= YOUR GOAL =
Summarize the text on the Quebec prostate cancer screening study in three sentences.

= TEXT EXCERPT =
────────────────────────────────────────

Between January 1, 1989, and December 31, 1996, the 8 years covered by this analysis of the study, 8137 men were screened at the clinic, while 38,137 men were not screened, according to Labrie. Deaths from prostate cancer were identified in the official death registry of the Minister of Health of the Province of Quebec.

One point of controversy is that, of men who were invited to come in for screening, only 23% responded. The remainder of those who were invited but did not come in for screening were pooled in the analysis with those who were not invited for screening.

Selection Bias?

Boyle commented there was a "selection bias" in the study. He said the 23% acceptance rate for screening raised a number of questions. "The true comparison should be between those who were invited to screening and those who were not invited to screening. This will be the focal point of the debate for the next year about this important study," Boyle said.

Labrie said there was no difference between those who were invited and did not come to screening compared with those who were not invited.

In the Canadian study, there was a PSA cutoff point of 3.0 ng/mL, which is not considered a reliable cutoff in the United States, according to Raghavan.

Labrie said, "We could observe that 3.0 ng/mL PSA should be taken as the upper limit of normal and not 4.0 as routinely done." He also said "transrectal echography of the prostate was performed only if serum PSA or DRE was abnormal, above 3.0 ng/mL (or an increase of more than 20% in 1 year), thus greatly reducing the costs and facilitating the procedure."

"Only 5 deaths from prostate cancer occurred in the screened group of 8137 men, an incidence of 15.0 deaths per 100,000 men-years," said Labrie. "In the group of 38,056 men who were not screened at our clinic and were followed by usual medical practice, 137 deaths occurred, an incidence of 48.7 deaths per 100,000 men-years."

Labrie said the difference between the 2 groups was highly significant (P<.01) and demonstrated a 3.25-fold reduction or a 69% decrease in prostate cancer death.

Of the 5 men who died from prostate cancer in the screened group, 4 received their diagnosis at their first visit, 3 of them with metastatic disease. Labrie noted that among 23,423 follow-up visits, 122 cancers were found to be clinically localized, thus potentially curable. He said "prostate cancer can be diagnosed at a clinically localized stage in close to 100% of cases with screening, thus practically eliminating the diagnosis of metastatic and noncurable disease."

────────────────────────────────────────

= EXCERPTED RECORDS =
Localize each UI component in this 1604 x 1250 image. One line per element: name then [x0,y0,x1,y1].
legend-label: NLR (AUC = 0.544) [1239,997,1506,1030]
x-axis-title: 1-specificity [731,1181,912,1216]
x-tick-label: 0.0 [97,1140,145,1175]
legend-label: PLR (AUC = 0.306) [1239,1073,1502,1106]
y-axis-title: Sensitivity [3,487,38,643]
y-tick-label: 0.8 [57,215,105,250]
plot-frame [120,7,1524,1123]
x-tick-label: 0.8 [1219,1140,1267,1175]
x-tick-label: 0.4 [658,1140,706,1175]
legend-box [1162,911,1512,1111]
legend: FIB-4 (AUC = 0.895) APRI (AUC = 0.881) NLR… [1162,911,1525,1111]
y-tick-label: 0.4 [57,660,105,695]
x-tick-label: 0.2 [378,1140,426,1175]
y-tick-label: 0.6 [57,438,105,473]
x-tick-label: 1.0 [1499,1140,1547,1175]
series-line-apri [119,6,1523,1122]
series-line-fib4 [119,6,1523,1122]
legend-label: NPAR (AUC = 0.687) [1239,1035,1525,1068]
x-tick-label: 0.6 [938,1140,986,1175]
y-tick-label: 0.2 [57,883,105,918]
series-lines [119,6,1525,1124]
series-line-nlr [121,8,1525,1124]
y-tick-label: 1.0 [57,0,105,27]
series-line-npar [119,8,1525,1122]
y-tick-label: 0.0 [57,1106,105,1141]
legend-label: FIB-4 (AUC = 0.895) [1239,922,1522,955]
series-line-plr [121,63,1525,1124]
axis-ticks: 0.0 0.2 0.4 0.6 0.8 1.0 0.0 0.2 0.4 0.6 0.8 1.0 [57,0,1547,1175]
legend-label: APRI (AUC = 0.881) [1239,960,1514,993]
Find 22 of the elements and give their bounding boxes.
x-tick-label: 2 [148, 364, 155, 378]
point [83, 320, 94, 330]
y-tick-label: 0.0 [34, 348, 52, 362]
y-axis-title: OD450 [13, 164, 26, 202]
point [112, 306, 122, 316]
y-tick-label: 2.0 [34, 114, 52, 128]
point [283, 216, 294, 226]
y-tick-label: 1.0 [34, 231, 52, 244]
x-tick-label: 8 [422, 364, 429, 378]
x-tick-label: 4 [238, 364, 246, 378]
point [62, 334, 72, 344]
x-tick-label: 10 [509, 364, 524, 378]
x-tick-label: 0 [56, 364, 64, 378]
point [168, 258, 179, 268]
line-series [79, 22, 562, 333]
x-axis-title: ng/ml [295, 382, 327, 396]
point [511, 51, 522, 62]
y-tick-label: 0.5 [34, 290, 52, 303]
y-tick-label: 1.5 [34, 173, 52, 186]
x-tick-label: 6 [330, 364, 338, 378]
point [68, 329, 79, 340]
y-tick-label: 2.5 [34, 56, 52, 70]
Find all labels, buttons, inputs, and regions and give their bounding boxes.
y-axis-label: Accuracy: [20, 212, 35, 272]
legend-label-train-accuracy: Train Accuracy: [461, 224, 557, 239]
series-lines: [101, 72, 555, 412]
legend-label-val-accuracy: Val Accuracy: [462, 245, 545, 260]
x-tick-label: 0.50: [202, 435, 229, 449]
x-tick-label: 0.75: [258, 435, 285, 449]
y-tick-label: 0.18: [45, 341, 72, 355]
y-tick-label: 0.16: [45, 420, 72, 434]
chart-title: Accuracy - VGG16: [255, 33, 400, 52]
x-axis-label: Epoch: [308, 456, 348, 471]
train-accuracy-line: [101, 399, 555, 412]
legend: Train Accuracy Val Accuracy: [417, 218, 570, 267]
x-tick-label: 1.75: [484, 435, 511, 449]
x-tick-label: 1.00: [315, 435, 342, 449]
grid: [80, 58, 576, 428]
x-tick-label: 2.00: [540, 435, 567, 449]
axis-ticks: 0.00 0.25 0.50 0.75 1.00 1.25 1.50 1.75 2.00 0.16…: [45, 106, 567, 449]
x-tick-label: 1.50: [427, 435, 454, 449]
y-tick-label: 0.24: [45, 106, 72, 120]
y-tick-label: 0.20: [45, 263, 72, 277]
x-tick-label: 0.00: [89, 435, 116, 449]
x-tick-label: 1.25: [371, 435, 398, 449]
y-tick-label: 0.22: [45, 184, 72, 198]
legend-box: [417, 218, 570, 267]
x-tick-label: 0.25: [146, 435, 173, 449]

────────────────────────────────────────

= ANSWER =
Labrie reported that, over the 8 years analyzed, prostate cancer deaths ran at 15.0 per 100,000 men-years among the 8137 screened men versus 48.7 among men not screened at the clinic, a highly significant difference he described as a 69% decrease. Boyle cited selection bias because only 23% of invited men came in for screening and the rest were pooled with men never invited, though Labrie said those two groups did not differ. The study used a PSA cutoff of 3.0 ng/mL, which Raghavan said is not considered reliable in the United States, while Labrie argued it should be the upper limit of normal instead of 4.0.